→ EXERCISE DIRECTIONS
Include the line containing "Type out the text in this image." and every line after it up to the end of the material below; reproduce them exactly and drop the pictures.

(Saved entries)
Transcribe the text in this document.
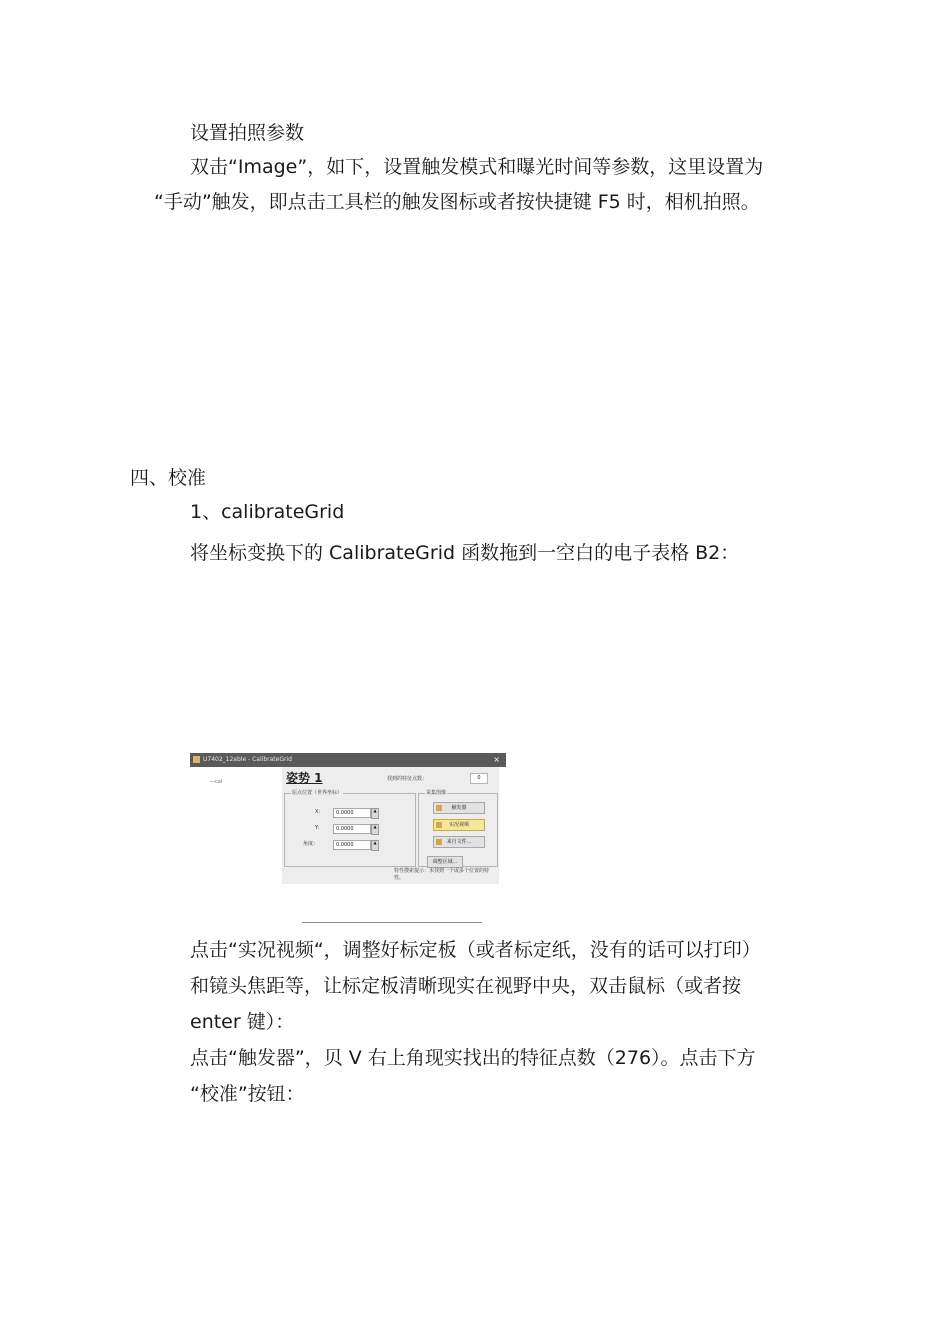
设置拍照参数

双击“Image”，如下，设置触发模式和曝光时间等参数，这里设置为

“手动”触发，即点击工具栏的触发图标或者按快捷键 F5 时，相机拍照。

四、校准

1、calibrateGrid

将坐标变换下的 CalibrateGrid 函数拖到一空白的电子表格 B2：

U7402_12able - CalibrateGrid	×
—cal	姿势 1	找到的特征点数：	0
原点位置（世界坐标）
X:	0.0000	▲
Y:	0.0000	▲
角度：	0.0000	▲
采集图像
触发器
实况视频
来自文件...
调整区域...
特性搜索提示：未找到一个或多个位置的特性。

点击“实况视频“，调整好标定板（或者标定纸，没有的话可以打印）

和镜头焦距等，让标定板清晰现实在视野中央，双击鼠标（或者按

enter 键）：

点击“触发器”，贝 V 右上角现实找出的特征点数（276）。点击下方

“校准”按钮：
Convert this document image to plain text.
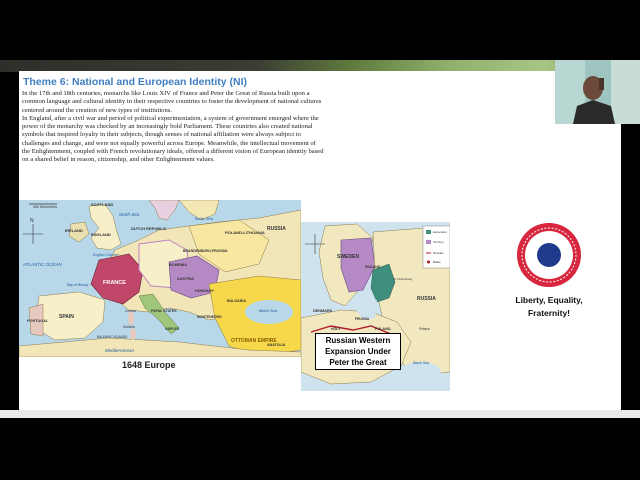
Theme 6: National and European Identity (NI)

In the 17th and 18th centuries, monarchs like Louis XIV of France and Peter the Great of Russia built upon a common language and cultural identity in their respective countries to foster the development of national cultures centered around the creation of new types of institutions.

In England, after a civil war and period of political experimentation, a system of government emerged where the power of the monarchy was checked by an increasingly bold Parliament. These countries also created national symbols that inspired loyalty in their subjects, though senses of national affiliation were always subject to challenges and change, and were not equally powerful across Europe. Meanwhile, the intellectual movement of the Enlightenment, coupled with French revolutionary ideals, offered a different vision of European identity based on a shared belief in reason, citizenship, and other Enlightenment values.

N
400 Kilometers	SCOTLAND
North Sea
DUTCH REPUBLIC
IRELAND
ENGLAND
English Channel
ATLANTIC OCEAN
Bay of Biscay	FRANCE
PORTUGAL
SPAIN
POLAND-LITHUANIA
RUSSIA
BRANDENBURG-PRUSSIA
BOHEMIA
AUSTRIA
HUNGARY
OTTOMAN EMPIRE
Black Sea
PAPAL STATES
NAPLES
Corsica
Sardinia
BALEARIC ISLANDS
Mediterranean
BULGARIA
ANATOLIA
MONTENEGRO
Baltic Sea
1648 Europe
Expansion
Territory
Russian
Battle
SWEDEN
FINLAND
RUSSIA
St. Petersburg
DENMARK
HOLY
PRUSSIA
POLAND-	Poltava
Black Sea
Russian Western Expansion Under Peter the Great
Liberty, Equality, Fraternity!
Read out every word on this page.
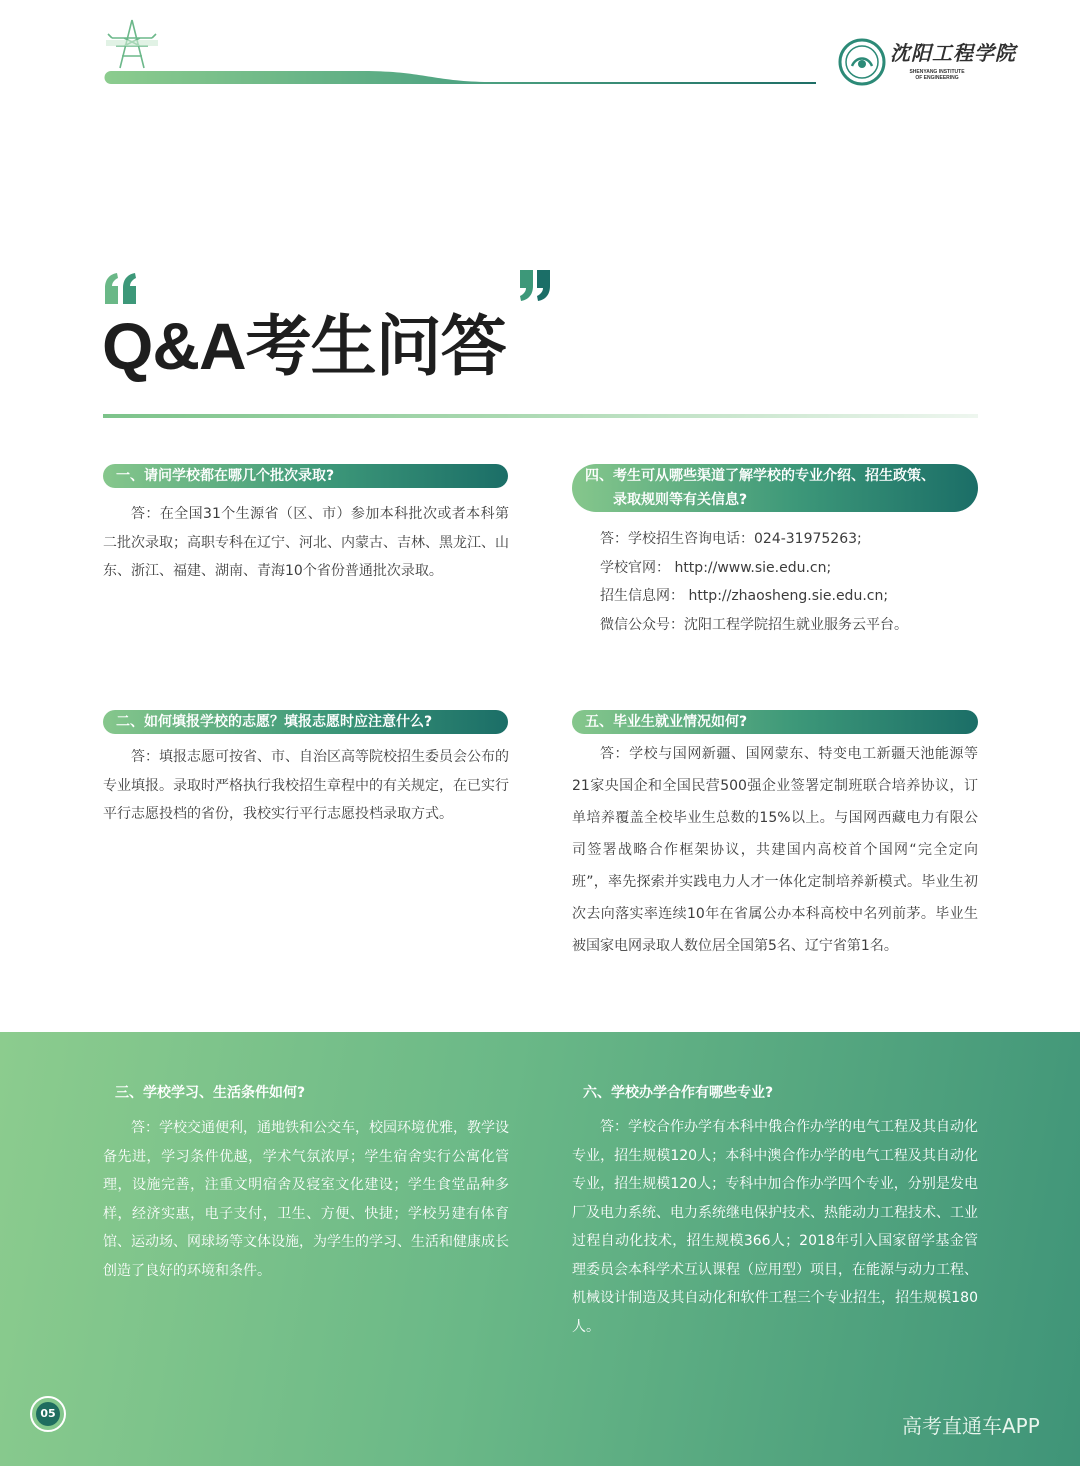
沈阳工程学院
SHENYANG INSTITUTE
OF ENGINEERING
Q&A考生问答
一、请问学校都在哪几个批次录取?
答：在全国31个生源省（区、市）参加本科批次或者本科第二批次录取；高职专科在辽宁、河北、内蒙古、吉林、黑龙江、山东、浙江、福建、湖南、青海10个省份普通批次录取。
二、如何填报学校的志愿？填报志愿时应注意什么?
答：填报志愿可按省、市、自治区高等院校招生委员会公布的专业填报。录取时严格执行我校招生章程中的有关规定，在已实行平行志愿投档的省份，我校实行平行志愿投档录取方式。
四、考生可从哪些渠道了解学校的专业介绍、招生政策、
录取规则等有关信息?
答：学校招生咨询电话：024-31975263;
学校官网： http://www.sie.edu.cn;
招生信息网： http://zhaosheng.sie.edu.cn;
微信公众号：沈阳工程学院招生就业服务云平台。
五、毕业生就业情况如何?
答：学校与国网新疆、国网蒙东、特变电工新疆天池能源等21家央国企和全国民营500强企业签署定制班联合培养协议，订单培养覆盖全校毕业生总数的15%以上。与国网西藏电力有限公司签署战略合作框架协议，共建国内高校首个国网“完全定向班”，率先探索并实践电力人才一体化定制培养新模式。毕业生初次去向落实率连续10年在省属公办本科高校中名列前茅。毕业生被国家电网录取人数位居全国第5名、辽宁省第1名。
三、学校学习、生活条件如何?
答：学校交通便利，通地铁和公交车，校园环境优雅，教学设备先进，学习条件优越，学术气氛浓厚；学生宿舍实行公寓化管理，设施完善，注重文明宿舍及寝室文化建设；学生食堂品种多样，经济实惠，电子支付，卫生、方便、快捷；学校另建有体育馆、运动场、网球场等文体设施，为学生的学习、生活和健康成长创造了良好的环境和条件。
六、学校办学合作有哪些专业?
答：学校合作办学有本科中俄合作办学的电气工程及其自动化专业，招生规模120人；本科中澳合作办学的电气工程及其自动化专业，招生规模120人；专科中加合作办学四个专业，分别是发电厂及电力系统、电力系统继电保护技术、热能动力工程技术、工业过程自动化技术，招生规模366人；2018年引入国家留学基金管理委员会本科学术互认课程（应用型）项目，在能源与动力工程、机械设计制造及其自动化和软件工程三个专业招生，招生规模180人。
05
高考直通车APP
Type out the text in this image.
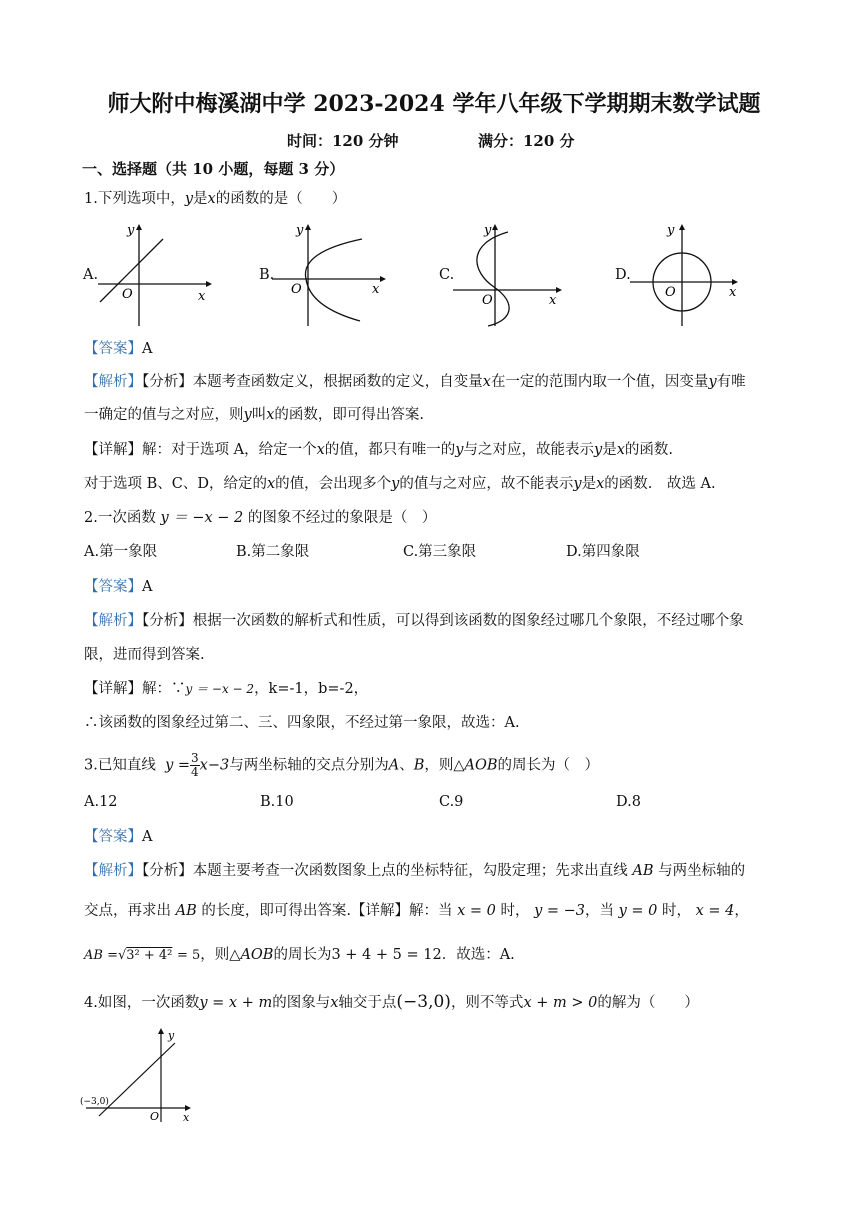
师大附中梅溪湖中学 2023-2024 学年八年级下学期期末数学试题
时间：120 分钟	满分：120 分
一、选择题（共 10 小题，每题 3 分）
1.下列选项中，y是x的函数的是（　　）
A.
x
y
O
B.
x
y
O
C.
x
y
O
D.
x
y
O
【答案】A
【解析】【分析】本题考查函数定义，根据函数的定义，自变量x在一定的范围内取一个值，因变量y有唯
一确定的值与之对应，则y叫x的函数，即可得出答案.
【详解】解：对于选项 A，给定一个x的值，都只有唯一的y与之对应，故能表示y是x的函数.
对于选项 B、C、D，给定的x的值，会出现多个y的值与之对应，故不能表示y是x的函数.　故选 A.
2.一次函数 y ＝ −x − 2 的图象不经过的象限是（　）
A.第一象限	B.第二象限	C.第三象限	D.第四象限
【答案】A
【解析】【分析】根据一次函数的解析式和性质，可以得到该函数的图象经过哪几个象限，不经过哪个象
限，进而得到答案.
【详解】解：∵y ＝ −x − 2，k=-1，b=-2，
∴该函数的图象经过第二、三、四象限，不经过第一象限，故选：A.
3.已知直线 $y = \frac{3}{4} x-3$与两坐标轴的交点分别为A、B，则△AOB的周长为（　）
A.12	B.10	C.9	D.8
【答案】A
【解析】【分析】本题主要考查一次函数图象上点的坐标特征，勾股定理；先求出直线 AB 与两坐标轴的
交点，再求出 AB 的长度，即可得出答案.【详解】解：当 x = 0 时， y = −3，当 y = 0 时， x = 4，
AB =√3² + 4² = 5，则△AOB的周长为3 + 4 + 5 = 12．故选：A.
4.如图，一次函数y = x + m的图象与x轴交于点(−3,0)，则不等式x + m > 0的解为（　　）
(−3,0)
x
y
O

→ SOLUTION TO THIS EXERCISE
Type out the text in this image.
师大附中梅溪湖中学 2023-2024 学年八年级下学期期末数学试题
时间：120 分钟	满分：120 分
一、选择题（共 10 小题，每题 3 分）
1.下列选项中，y是x的函数的是（　　）
A.
x
y
O
B.
x
y
O
C.
x
y
O
D.
x
y
O
【答案】A
【解析】【分析】本题考查函数定义，根据函数的定义，自变量x在一定的范围内取一个值，因变量y有唯
一确定的值与之对应，则y叫x的函数，即可得出答案.
【详解】解：对于选项 A，给定一个x的值，都只有唯一的y与之对应，故能表示y是x的函数.
对于选项 B、C、D，给定的x的值，会出现多个y的值与之对应，故不能表示y是x的函数.　故选 A.
2.一次函数 y ＝ −x − 2 的图象不经过的象限是（　）
A.第一象限	B.第二象限	C.第三象限	D.第四象限
【答案】A
【解析】【分析】根据一次函数的解析式和性质，可以得到该函数的图象经过哪几个象限，不经过哪个象
限，进而得到答案.
【详解】解：∵y ＝ −x − 2，k=-1，b=-2，
∴该函数的图象经过第二、三、四象限，不经过第一象限，故选：A.
3.已知直线 $y = \frac{3}{4} x-3$与两坐标轴的交点分别为A、B，则△AOB的周长为（　）
A.12	B.10	C.9	D.8
【答案】A
【解析】【分析】本题主要考查一次函数图象上点的坐标特征，勾股定理；先求出直线 AB 与两坐标轴的
交点，再求出 AB 的长度，即可得出答案.【详解】解：当 x = 0 时， y = −3，当 y = 0 时， x = 4，
AB =√3² + 4² = 5，则△AOB的周长为3 + 4 + 5 = 12．故选：A.
4.如图，一次函数y = x + m的图象与x轴交于点(−3,0)，则不等式x + m > 0的解为（　　）
(−3,0)
x
y
O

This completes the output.